====== Task material
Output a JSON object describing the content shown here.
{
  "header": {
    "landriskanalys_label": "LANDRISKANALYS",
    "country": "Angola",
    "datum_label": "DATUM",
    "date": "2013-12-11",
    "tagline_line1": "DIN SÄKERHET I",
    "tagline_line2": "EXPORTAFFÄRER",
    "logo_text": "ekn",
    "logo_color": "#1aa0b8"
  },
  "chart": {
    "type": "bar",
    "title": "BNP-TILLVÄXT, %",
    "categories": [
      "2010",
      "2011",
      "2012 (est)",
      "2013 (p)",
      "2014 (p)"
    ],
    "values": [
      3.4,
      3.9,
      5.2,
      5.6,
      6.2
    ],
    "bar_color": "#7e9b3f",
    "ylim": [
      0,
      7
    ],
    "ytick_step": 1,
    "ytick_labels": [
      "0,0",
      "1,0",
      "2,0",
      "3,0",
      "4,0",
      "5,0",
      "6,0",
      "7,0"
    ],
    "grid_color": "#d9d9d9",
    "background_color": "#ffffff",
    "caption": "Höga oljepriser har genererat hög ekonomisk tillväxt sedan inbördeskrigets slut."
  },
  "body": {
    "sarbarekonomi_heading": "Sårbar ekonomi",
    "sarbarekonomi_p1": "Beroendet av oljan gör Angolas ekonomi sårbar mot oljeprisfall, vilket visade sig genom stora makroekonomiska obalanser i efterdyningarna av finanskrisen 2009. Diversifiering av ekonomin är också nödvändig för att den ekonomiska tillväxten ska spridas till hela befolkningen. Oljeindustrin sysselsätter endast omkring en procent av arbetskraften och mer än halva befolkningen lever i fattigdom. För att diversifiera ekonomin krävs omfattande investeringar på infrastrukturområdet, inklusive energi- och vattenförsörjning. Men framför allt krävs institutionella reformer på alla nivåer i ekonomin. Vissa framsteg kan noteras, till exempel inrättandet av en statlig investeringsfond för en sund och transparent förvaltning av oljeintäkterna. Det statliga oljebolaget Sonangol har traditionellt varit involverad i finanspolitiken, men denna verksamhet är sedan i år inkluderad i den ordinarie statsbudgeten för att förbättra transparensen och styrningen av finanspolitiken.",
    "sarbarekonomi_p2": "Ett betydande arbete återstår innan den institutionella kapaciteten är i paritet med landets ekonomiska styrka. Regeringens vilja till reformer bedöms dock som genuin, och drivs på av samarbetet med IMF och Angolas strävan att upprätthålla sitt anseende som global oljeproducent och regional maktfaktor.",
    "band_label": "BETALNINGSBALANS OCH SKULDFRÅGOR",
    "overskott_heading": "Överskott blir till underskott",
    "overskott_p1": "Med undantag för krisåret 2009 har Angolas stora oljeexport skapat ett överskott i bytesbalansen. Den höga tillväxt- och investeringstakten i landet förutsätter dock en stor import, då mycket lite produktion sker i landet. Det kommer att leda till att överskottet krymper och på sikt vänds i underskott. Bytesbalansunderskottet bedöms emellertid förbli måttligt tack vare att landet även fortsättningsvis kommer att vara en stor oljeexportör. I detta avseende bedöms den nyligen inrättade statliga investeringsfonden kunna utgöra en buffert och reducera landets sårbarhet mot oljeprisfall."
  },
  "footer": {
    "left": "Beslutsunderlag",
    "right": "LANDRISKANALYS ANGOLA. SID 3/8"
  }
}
============
**Exercise aim**
Transcribe each record shown above, exactly.

**Written answer**
Output a JSON object describing the content shown here.
{
  "header": {
    "landriskanalys_label": "LANDRISKANALYS",
    "country": "Angola",
    "datum_label": "DATUM",
    "date": "2013-12-11",
    "tagline_line1": "DIN SÄKERHET I",
    "tagline_line2": "EXPORTAFFÄRER",
    "logo_text": "ekn",
    "logo_color": "#1aa0b8"
  },
  "chart": {
    "type": "bar",
    "title": "BNP-TILLVÄXT, %",
    "categories": [
      "2010",
      "2011",
      "2012 (est)",
      "2013 (p)",
      "2014 (p)"
    ],
    "values": [
      3.4,
      3.9,
      5.2,
      5.6,
      6.2
    ],
    "bar_color": "#7e9b3f",
    "ylim": [
      0,
      7
    ],
    "ytick_step": 1,
    "ytick_labels": [
      "0,0",
      "1,0",
      "2,0",
      "3,0",
      "4,0",
      "5,0",
      "6,0",
      "7,0"
    ],
    "grid_color": "#d9d9d9",
    "background_color": "#ffffff",
    "caption": "Höga oljepriser har genererat hög ekonomisk tillväxt sedan inbördeskrigets slut."
  },
  "body": {
    "sarbarekonomi_heading": "Sårbar ekonomi",
    "sarbarekonomi_p1": "Beroendet av oljan gör Angolas ekonomi sårbar mot oljeprisfall, vilket visade sig genom stora makroekonomiska obalanser i efterdyningarna av finanskrisen 2009. Diversifiering av ekonomin är också nödvändig för att den ekonomiska tillväxten ska spridas till hela befolkningen. Oljeindustrin sysselsätter endast omkring en procent av arbetskraften och mer än halva befolkningen lever i fattigdom. För att diversifiera ekonomin krävs omfattande investeringar på infrastrukturområdet, inklusive energi- och vattenförsörjning. Men framför allt krävs institutionella reformer på alla nivåer i ekonomin. Vissa framsteg kan noteras, till exempel inrättandet av en statlig investeringsfond för en sund och transparent förvaltning av oljeintäkterna. Det statliga oljebolaget Sonangol har traditionellt varit involverad i finanspolitiken, men denna verksamhet är sedan i år inkluderad i den ordinarie statsbudgeten för att förbättra transparensen och styrningen av finanspolitiken.",
    "sarbarekonomi_p2": "Ett betydande arbete återstår innan den institutionella kapaciteten är i paritet med landets ekonomiska styrka. Regeringens vilja till reformer bedöms dock som genuin, och drivs på av samarbetet med IMF och Angolas strävan att upprätthålla sitt anseende som global oljeproducent och regional maktfaktor.",
    "band_label": "BETALNINGSBALANS OCH SKULDFRÅGOR",
    "overskott_heading": "Överskott blir till underskott",
    "overskott_p1": "Med undantag för krisåret 2009 har Angolas stora oljeexport skapat ett överskott i bytesbalansen. Den höga tillväxt- och investeringstakten i landet förutsätter dock en stor import, då mycket lite produktion sker i landet. Det kommer att leda till att överskottet krymper och på sikt vänds i underskott. Bytesbalansunderskottet bedöms emellertid förbli måttligt tack vare att landet även fortsättningsvis kommer att vara en stor oljeexportör. I detta avseende bedöms den nyligen inrättade statliga investeringsfonden kunna utgöra en buffert och reducera landets sårbarhet mot oljeprisfall."
  },
  "footer": {
    "left": "Beslutsunderlag",
    "right": "LANDRISKANALYS ANGOLA. SID 3/8"
  }
}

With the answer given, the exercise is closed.